Stored data entries:
※ ※ ※

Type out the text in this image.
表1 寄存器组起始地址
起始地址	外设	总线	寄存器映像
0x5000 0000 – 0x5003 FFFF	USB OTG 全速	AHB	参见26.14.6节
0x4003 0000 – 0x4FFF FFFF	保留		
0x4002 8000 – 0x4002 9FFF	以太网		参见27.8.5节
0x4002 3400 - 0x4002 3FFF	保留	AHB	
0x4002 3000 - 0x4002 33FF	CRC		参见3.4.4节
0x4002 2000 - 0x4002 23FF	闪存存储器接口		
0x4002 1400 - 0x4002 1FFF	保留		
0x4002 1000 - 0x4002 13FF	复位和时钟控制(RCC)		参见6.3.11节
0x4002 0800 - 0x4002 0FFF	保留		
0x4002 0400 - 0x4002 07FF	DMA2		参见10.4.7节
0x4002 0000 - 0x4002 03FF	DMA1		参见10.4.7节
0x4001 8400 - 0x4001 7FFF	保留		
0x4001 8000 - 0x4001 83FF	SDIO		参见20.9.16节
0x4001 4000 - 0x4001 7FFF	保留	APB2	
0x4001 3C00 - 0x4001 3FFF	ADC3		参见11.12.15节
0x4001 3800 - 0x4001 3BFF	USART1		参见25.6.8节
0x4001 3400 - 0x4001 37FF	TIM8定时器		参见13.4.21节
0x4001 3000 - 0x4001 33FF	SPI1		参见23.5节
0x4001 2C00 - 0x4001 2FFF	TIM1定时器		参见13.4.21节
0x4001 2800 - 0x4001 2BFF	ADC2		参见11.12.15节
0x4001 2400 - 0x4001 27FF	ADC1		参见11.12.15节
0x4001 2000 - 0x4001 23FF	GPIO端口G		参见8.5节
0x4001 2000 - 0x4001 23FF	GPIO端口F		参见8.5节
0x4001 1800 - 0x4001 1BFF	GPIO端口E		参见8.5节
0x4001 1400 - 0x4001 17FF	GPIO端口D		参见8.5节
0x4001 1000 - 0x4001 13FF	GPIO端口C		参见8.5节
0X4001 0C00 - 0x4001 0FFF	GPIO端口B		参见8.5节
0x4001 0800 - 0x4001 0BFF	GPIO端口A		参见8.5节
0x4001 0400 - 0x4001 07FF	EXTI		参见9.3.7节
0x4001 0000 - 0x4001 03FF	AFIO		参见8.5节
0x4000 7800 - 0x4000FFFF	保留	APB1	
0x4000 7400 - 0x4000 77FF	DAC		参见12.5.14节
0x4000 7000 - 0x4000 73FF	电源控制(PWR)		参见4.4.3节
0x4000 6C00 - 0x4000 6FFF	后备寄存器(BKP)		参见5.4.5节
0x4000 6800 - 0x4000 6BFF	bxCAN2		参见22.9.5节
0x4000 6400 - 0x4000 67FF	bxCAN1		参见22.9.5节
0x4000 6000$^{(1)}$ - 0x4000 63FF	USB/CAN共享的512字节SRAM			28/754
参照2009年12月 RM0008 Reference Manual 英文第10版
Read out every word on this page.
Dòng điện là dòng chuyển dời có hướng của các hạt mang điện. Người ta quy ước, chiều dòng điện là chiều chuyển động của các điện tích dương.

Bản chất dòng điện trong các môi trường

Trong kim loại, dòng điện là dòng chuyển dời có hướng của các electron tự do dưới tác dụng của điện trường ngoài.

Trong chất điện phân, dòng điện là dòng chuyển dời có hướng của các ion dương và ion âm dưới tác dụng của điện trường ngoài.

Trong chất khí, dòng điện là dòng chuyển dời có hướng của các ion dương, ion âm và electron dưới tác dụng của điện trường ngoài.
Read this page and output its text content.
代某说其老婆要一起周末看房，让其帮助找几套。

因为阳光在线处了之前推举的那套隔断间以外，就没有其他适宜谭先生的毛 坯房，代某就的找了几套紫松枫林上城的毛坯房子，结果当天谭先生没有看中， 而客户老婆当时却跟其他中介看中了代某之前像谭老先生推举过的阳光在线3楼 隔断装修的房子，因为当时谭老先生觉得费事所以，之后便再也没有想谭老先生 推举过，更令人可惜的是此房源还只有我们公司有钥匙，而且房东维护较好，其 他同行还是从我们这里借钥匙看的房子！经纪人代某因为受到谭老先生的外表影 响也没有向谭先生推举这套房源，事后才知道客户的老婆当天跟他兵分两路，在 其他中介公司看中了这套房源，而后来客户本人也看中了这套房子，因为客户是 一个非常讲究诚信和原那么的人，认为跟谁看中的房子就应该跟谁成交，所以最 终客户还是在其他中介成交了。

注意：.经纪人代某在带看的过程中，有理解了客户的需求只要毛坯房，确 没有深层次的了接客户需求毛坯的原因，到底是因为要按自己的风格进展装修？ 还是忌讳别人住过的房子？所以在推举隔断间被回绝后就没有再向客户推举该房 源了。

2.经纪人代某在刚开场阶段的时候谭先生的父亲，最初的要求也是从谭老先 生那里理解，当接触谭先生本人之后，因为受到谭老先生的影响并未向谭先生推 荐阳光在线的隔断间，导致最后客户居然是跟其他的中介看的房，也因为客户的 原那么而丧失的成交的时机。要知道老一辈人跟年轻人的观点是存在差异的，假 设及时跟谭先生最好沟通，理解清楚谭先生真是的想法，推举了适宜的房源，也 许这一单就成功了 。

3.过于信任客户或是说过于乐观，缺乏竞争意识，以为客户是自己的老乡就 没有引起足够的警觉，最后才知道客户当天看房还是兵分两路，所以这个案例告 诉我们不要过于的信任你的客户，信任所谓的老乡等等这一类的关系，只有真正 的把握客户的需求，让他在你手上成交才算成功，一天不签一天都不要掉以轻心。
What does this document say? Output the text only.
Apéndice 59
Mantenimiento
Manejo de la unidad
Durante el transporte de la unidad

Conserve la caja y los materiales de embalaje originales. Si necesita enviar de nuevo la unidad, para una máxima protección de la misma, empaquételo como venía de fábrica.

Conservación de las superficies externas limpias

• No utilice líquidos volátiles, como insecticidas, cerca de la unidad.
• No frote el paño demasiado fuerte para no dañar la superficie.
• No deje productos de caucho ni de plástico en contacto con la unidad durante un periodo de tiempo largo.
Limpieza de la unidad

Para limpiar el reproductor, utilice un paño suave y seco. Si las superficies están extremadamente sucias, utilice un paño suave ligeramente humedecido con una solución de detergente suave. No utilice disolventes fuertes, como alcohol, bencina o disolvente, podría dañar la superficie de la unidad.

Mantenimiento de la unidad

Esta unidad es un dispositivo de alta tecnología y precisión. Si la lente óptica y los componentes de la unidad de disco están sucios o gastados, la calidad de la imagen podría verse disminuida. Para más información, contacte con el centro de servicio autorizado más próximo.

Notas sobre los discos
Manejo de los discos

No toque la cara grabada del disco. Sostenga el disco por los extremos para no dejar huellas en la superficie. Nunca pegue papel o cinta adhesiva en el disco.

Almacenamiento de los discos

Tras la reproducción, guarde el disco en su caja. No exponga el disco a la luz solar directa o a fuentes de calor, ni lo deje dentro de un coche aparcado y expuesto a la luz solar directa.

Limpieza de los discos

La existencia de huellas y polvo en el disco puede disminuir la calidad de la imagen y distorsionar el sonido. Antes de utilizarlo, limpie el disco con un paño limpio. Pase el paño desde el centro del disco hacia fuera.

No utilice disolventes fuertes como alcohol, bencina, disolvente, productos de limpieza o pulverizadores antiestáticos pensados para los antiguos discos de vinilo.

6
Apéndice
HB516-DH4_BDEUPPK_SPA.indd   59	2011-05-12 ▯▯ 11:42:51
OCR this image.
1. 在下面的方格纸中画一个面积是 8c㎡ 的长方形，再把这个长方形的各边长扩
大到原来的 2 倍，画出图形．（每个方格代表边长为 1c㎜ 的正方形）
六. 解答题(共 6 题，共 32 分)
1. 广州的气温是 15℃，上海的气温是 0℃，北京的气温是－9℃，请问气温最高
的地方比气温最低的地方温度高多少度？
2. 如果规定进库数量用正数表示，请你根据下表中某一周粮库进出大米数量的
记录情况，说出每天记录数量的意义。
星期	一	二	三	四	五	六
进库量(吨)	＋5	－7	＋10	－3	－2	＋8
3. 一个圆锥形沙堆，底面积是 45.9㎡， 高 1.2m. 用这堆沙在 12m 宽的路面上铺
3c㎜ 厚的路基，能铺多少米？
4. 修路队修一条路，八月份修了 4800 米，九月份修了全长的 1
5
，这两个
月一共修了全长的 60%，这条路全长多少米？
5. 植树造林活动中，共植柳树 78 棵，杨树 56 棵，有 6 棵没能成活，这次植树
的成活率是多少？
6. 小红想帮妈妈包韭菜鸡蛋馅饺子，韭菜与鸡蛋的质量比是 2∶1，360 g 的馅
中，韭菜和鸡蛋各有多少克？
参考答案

※ ※ ※

THE REQUEST
Gather every line from the listing above in which the word "dòng" appears.

WRITTEN SOLUTION
Dòng điện là dòng chuyển dời có hướng của các hạt mang điện. Người ta quy ước, chiều dòng điện là chiều chuyển động của các điện tích dương.
Bản chất dòng điện trong các môi trường
Trong kim loại, dòng điện là dòng chuyển dời có hướng của các electron tự do dưới tác dụng của điện trường ngoài.
Trong chất điện phân, dòng điện là dòng chuyển dời có hướng của các ion dương và ion âm dưới tác dụng của điện trường ngoài.
Trong chất khí, dòng điện là dòng chuyển dời có hướng của các ion dương, ion âm và electron dưới tác dụng của điện trường ngoài.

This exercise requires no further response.